BEGIN Data entries

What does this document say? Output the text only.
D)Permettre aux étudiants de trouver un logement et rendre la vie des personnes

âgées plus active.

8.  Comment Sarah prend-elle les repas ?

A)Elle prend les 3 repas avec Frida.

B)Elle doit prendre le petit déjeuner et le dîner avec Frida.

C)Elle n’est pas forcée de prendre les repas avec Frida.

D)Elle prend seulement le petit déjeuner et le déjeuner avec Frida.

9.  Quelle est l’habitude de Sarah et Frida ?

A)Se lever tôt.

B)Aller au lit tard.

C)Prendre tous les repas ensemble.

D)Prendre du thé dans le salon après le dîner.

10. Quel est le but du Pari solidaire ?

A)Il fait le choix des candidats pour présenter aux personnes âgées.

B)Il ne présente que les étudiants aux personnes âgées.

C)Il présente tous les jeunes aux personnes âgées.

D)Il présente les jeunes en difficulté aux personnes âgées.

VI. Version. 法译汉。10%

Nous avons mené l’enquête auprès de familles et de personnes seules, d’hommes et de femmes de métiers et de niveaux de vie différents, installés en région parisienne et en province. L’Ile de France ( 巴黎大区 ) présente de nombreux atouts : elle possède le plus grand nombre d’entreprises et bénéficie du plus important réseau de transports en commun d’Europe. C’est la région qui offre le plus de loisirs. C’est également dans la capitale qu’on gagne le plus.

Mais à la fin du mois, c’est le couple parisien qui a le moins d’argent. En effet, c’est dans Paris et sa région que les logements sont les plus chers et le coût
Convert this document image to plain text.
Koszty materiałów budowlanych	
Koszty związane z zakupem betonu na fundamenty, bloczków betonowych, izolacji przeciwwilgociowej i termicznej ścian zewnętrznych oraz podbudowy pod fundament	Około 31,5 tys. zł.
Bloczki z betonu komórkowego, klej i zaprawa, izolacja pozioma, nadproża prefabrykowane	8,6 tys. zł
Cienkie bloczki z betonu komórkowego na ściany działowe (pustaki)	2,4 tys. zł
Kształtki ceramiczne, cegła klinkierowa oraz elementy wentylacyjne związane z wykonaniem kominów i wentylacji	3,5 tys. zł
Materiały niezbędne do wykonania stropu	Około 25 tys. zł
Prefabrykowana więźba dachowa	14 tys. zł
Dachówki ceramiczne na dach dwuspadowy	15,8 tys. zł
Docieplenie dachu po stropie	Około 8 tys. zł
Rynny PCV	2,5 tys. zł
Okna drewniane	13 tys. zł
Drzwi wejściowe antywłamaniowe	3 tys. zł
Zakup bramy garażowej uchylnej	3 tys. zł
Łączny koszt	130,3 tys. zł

END Data entries
BEGIN Data entries

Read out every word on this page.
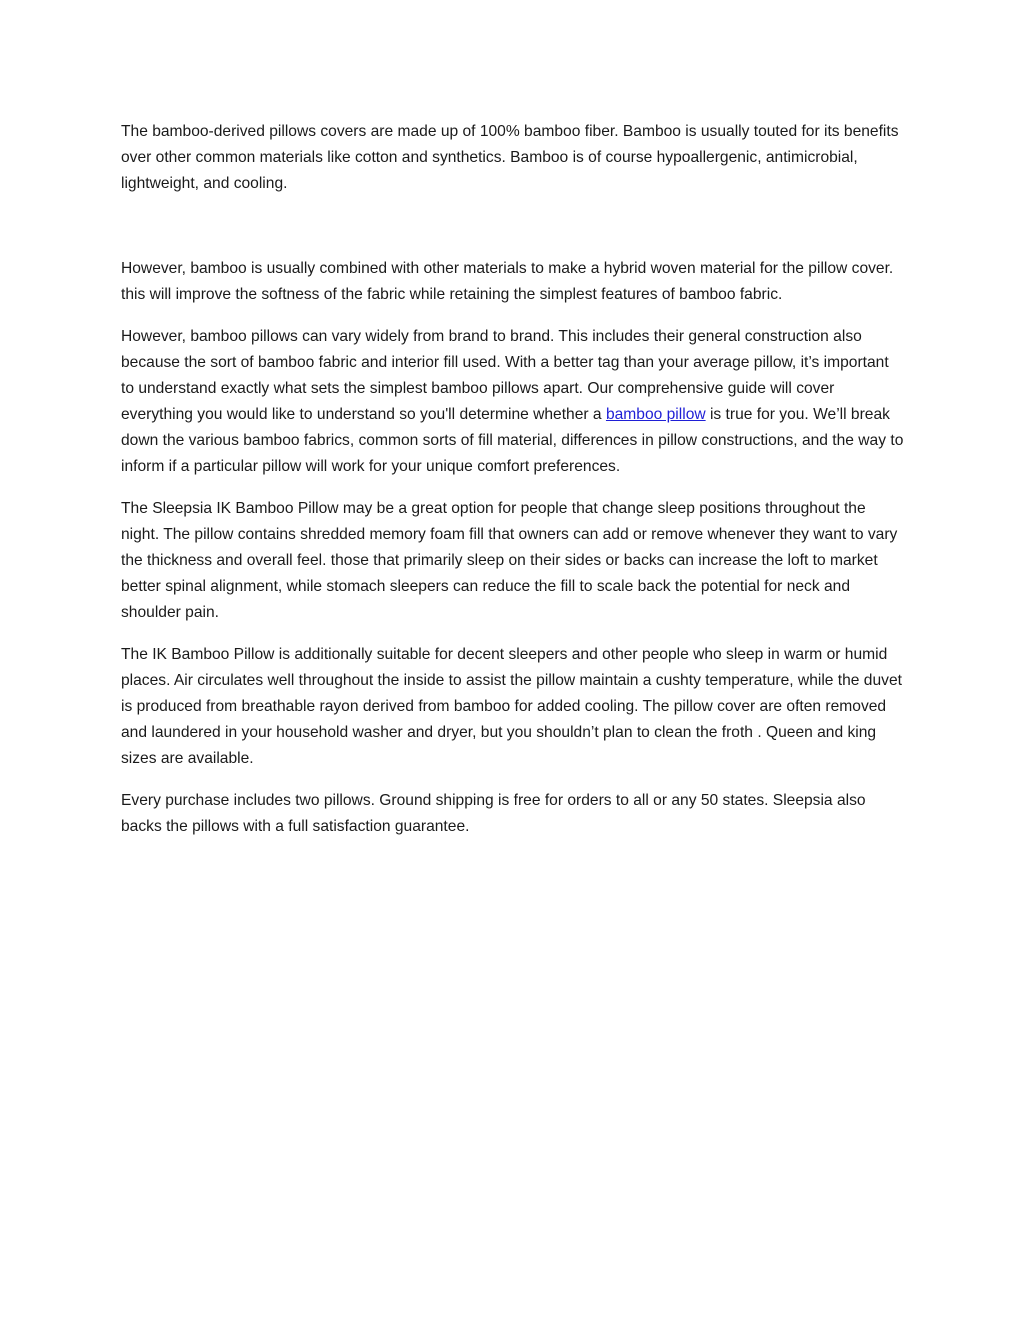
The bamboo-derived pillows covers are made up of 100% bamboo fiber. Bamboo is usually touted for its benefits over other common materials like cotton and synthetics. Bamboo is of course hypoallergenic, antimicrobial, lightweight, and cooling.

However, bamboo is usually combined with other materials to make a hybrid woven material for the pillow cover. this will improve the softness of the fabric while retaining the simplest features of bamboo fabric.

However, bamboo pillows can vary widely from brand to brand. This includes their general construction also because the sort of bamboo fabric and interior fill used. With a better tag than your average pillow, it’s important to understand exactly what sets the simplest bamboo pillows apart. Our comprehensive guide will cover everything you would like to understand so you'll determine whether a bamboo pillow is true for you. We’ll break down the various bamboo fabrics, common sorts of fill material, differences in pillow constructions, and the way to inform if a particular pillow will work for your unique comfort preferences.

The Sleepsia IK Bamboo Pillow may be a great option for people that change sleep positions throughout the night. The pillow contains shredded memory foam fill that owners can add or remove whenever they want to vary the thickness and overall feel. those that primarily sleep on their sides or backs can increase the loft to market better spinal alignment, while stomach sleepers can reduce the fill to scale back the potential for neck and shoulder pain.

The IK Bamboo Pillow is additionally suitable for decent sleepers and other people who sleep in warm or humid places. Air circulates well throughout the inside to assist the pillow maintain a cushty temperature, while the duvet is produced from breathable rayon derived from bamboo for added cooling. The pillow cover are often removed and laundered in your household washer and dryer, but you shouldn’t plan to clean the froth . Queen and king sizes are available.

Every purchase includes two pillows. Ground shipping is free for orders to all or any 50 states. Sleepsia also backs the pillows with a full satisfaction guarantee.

END Data entries

**Work to complete**
Find and copy every line in the entries above where the string "throughout" occurs.

**Output**
The Sleepsia IK Bamboo Pillow may be a great option for people that change sleep positions throughout the night. The pillow contains shredded memory foam fill that owners can add or remove whenever they want to vary the thickness and overall feel. those that primarily sleep on their sides or backs can increase the loft to market better spinal alignment, while stomach sleepers can reduce the fill to scale back the potential for neck and shoulder pain.
The IK Bamboo Pillow is additionally suitable for decent sleepers and other people who sleep in warm or humid places. Air circulates well throughout the inside to assist the pillow maintain a cushty temperature, while the duvet is produced from breathable rayon derived from bamboo for added cooling. The pillow cover are often removed and laundered in your household washer and dryer, but you shouldn’t plan to clean the froth . Queen and king sizes are available.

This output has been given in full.